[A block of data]

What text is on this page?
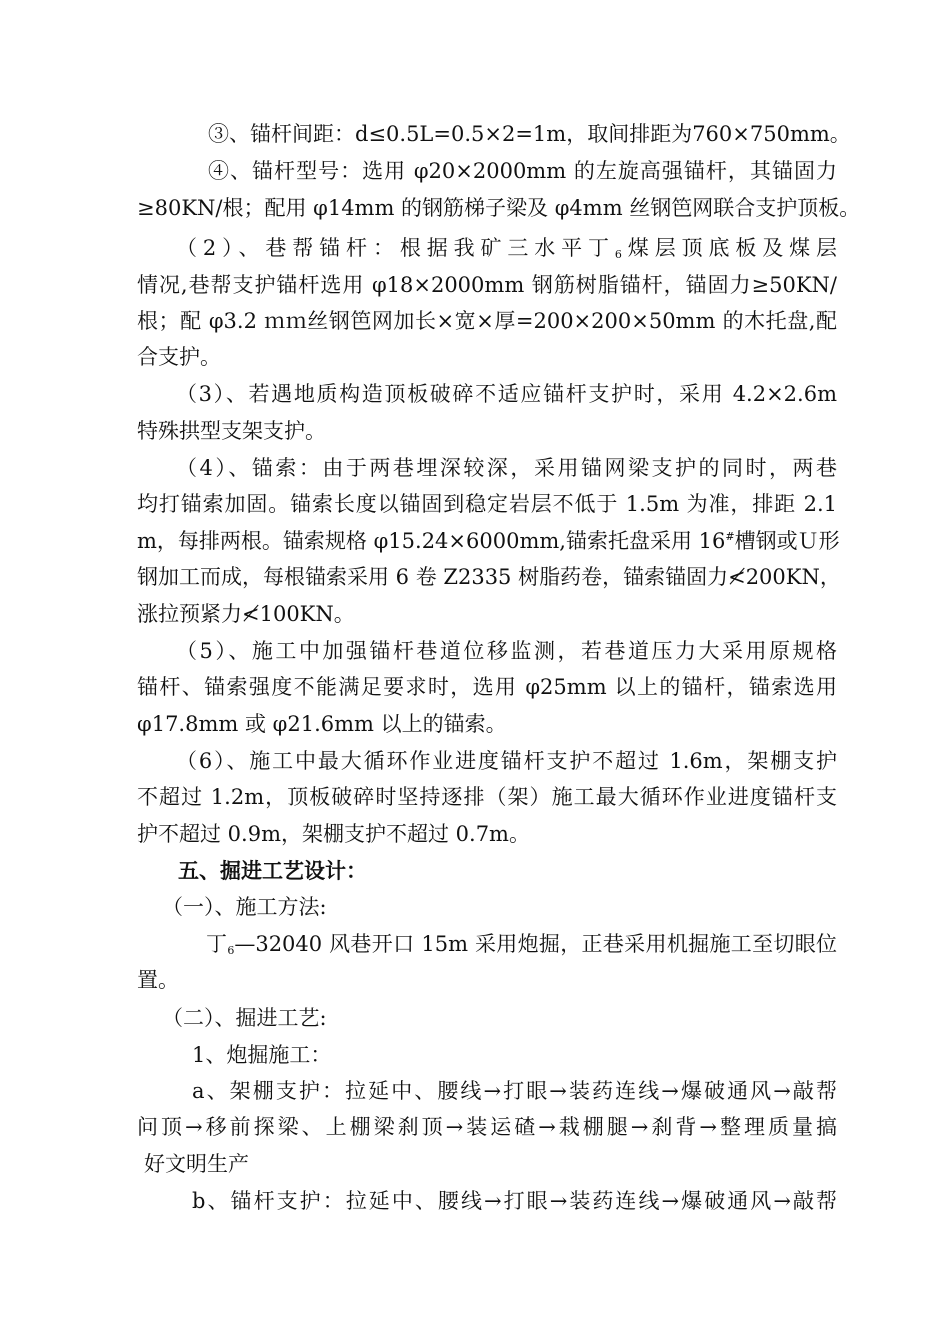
③、锚杆间距：d≤0.5L=0.5×2=1m，取间排距为760×750mm。
④、锚杆型号：选用 φ20×2000mm 的左旋高强锚杆，其锚固力
≥80KN/根；配用 φ14mm 的钢筋梯子梁及 φ4mm 丝钢笆网联合支护顶板。
（2）、巷帮锚杆：根据我矿三水平丁$_6$煤层顶底板及煤层
情况,巷帮支护锚杆选用 φ18×2000mm 钢筋树脂锚杆，锚固力≥50KN/
根；配 φ3.2 ｍｍ丝钢笆网加长×宽×厚=200×200×50mm 的木托盘,配
合支护。
（3）、若遇地质构造顶板破碎不适应锚杆支护时，采用 4.2×2.6m
特殊拱型支架支护。
（4）、锚索：由于两巷埋深较深，采用锚网梁支护的同时，两巷
均打锚索加固。锚索长度以锚固到稳定岩层不低于 1.5m 为准，排距 2.1
m，每排两根。锚索规格 φ15.24×6000mm,锚索托盘采用 16#槽钢或Ｕ形
钢加工而成，每根锚索采用 6 卷 Z2335 树脂药卷，锚索锚固力≮200KN，
涨拉预紧力≮100KN。
（5）、施工中加强锚杆巷道位移监测，若巷道压力大采用原规格
锚杆、锚索强度不能满足要求时，选用 φ25mm 以上的锚杆，锚索选用
φ17.8mm 或 φ21.6mm 以上的锚索。
（6）、施工中最大循环作业进度锚杆支护不超过 1.6m，架棚支护
不超过 1.2m，顶板破碎时坚持逐排（架）施工最大循环作业进度锚杆支
护不超过 0.9m，架棚支护不超过 0.7m。
五、掘进工艺设计：
（一）、施工方法:
丁$_6$—32040 风巷开口 15m 采用炮掘，正巷采用机掘施工至切眼位
置。
（二）、掘进工艺:
1、炮掘施工：
a、架棚支护：拉延中、腰线→打眼→装药连线→爆破通风→敲帮
问顶→移前探梁、上棚梁刹顶→装运碴→栽棚腿→刹背→整理质量搞
好文明生产
b、锚杆支护：拉延中、腰线→打眼→装药连线→爆破通风→敲帮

*Exercise aim*:
Without the pictures, repeat the listing above exactly.

*Exercise answer*:
What text is on this page?
③、锚杆间距：d≤0.5L=0.5×2=1m，取间排距为760×750mm。
④、锚杆型号：选用 φ20×2000mm 的左旋高强锚杆，其锚固力
≥80KN/根；配用 φ14mm 的钢筋梯子梁及 φ4mm 丝钢笆网联合支护顶板。
（2）、巷帮锚杆：根据我矿三水平丁$_6$煤层顶底板及煤层
情况,巷帮支护锚杆选用 φ18×2000mm 钢筋树脂锚杆，锚固力≥50KN/
根；配 φ3.2 ｍｍ丝钢笆网加长×宽×厚=200×200×50mm 的木托盘,配
合支护。
（3）、若遇地质构造顶板破碎不适应锚杆支护时，采用 4.2×2.6m
特殊拱型支架支护。
（4）、锚索：由于两巷埋深较深，采用锚网梁支护的同时，两巷
均打锚索加固。锚索长度以锚固到稳定岩层不低于 1.5m 为准，排距 2.1
m，每排两根。锚索规格 φ15.24×6000mm,锚索托盘采用 16#槽钢或Ｕ形
钢加工而成，每根锚索采用 6 卷 Z2335 树脂药卷，锚索锚固力≮200KN，
涨拉预紧力≮100KN。
（5）、施工中加强锚杆巷道位移监测，若巷道压力大采用原规格
锚杆、锚索强度不能满足要求时，选用 φ25mm 以上的锚杆，锚索选用
φ17.8mm 或 φ21.6mm 以上的锚索。
（6）、施工中最大循环作业进度锚杆支护不超过 1.6m，架棚支护
不超过 1.2m，顶板破碎时坚持逐排（架）施工最大循环作业进度锚杆支
护不超过 0.9m，架棚支护不超过 0.7m。
五、掘进工艺设计：
（一）、施工方法:
丁$_6$—32040 风巷开口 15m 采用炮掘，正巷采用机掘施工至切眼位
置。
（二）、掘进工艺:
1、炮掘施工：
a、架棚支护：拉延中、腰线→打眼→装药连线→爆破通风→敲帮
问顶→移前探梁、上棚梁刹顶→装运碴→栽棚腿→刹背→整理质量搞
好文明生产
b、锚杆支护：拉延中、腰线→打眼→装药连线→爆破通风→敲帮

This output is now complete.